▶ Set problem: Return the listing below in full, with every line exactly as it is.
======== Data records
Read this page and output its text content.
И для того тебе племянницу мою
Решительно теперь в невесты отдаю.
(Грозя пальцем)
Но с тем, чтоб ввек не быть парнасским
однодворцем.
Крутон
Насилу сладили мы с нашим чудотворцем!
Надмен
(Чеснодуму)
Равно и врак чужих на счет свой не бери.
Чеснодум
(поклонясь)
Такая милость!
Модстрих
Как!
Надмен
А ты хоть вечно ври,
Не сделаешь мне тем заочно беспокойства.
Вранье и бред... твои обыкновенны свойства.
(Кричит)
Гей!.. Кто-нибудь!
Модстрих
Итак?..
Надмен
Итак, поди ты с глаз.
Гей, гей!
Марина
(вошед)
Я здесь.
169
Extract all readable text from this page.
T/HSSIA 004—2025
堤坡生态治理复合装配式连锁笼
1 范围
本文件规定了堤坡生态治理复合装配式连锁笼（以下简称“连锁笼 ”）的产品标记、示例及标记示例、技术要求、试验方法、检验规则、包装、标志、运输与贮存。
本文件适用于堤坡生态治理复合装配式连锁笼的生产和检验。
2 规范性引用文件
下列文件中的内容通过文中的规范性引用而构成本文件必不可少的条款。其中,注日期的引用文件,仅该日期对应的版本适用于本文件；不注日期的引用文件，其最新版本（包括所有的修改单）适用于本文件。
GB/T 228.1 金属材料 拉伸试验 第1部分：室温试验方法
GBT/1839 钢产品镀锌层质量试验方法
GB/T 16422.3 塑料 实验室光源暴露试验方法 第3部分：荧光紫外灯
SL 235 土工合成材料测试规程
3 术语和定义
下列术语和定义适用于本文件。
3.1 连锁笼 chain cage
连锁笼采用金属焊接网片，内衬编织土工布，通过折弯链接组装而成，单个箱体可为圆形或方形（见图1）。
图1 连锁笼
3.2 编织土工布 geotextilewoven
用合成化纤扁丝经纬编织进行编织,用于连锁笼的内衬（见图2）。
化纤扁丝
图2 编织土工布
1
================
▶ Output of the exercise:
Read this page and output its text content.
И для того тебе племянницу мою
Решительно теперь в невесты отдаю.
(Грозя пальцем)
Но с тем, чтоб ввек не быть парнасским
однодворцем.
Крутон
Насилу сладили мы с нашим чудотворцем!
Надмен
(Чеснодуму)
Равно и врак чужих на счет свой не бери.
Чеснодум
(поклонясь)
Такая милость!
Модстрих
Как!
Надмен
А ты хоть вечно ври,
Не сделаешь мне тем заочно беспокойства.
Вранье и бред... твои обыкновенны свойства.
(Кричит)
Гей!.. Кто-нибудь!
Модстрих
Итак?..
Надмен
Итак, поди ты с глаз.
Гей, гей!
Марина
(вошед)
Я здесь.
169
Extract all readable text from this page.
T/HSSIA 004—2025
堤坡生态治理复合装配式连锁笼
1 范围
本文件规定了堤坡生态治理复合装配式连锁笼（以下简称“连锁笼 ”）的产品标记、示例及标记示例、技术要求、试验方法、检验规则、包装、标志、运输与贮存。
本文件适用于堤坡生态治理复合装配式连锁笼的生产和检验。
2 规范性引用文件
下列文件中的内容通过文中的规范性引用而构成本文件必不可少的条款。其中,注日期的引用文件,仅该日期对应的版本适用于本文件；不注日期的引用文件，其最新版本（包括所有的修改单）适用于本文件。
GB/T 228.1 金属材料 拉伸试验 第1部分：室温试验方法
GBT/1839 钢产品镀锌层质量试验方法
GB/T 16422.3 塑料 实验室光源暴露试验方法 第3部分：荧光紫外灯
SL 235 土工合成材料测试规程
3 术语和定义
下列术语和定义适用于本文件。
3.1 连锁笼 chain cage
连锁笼采用金属焊接网片，内衬编织土工布，通过折弯链接组装而成，单个箱体可为圆形或方形（见图1）。
图1 连锁笼
3.2 编织土工布 geotextilewoven
用合成化纤扁丝经纬编织进行编织,用于连锁笼的内衬（见图2）。
化纤扁丝
图2 编织土工布
1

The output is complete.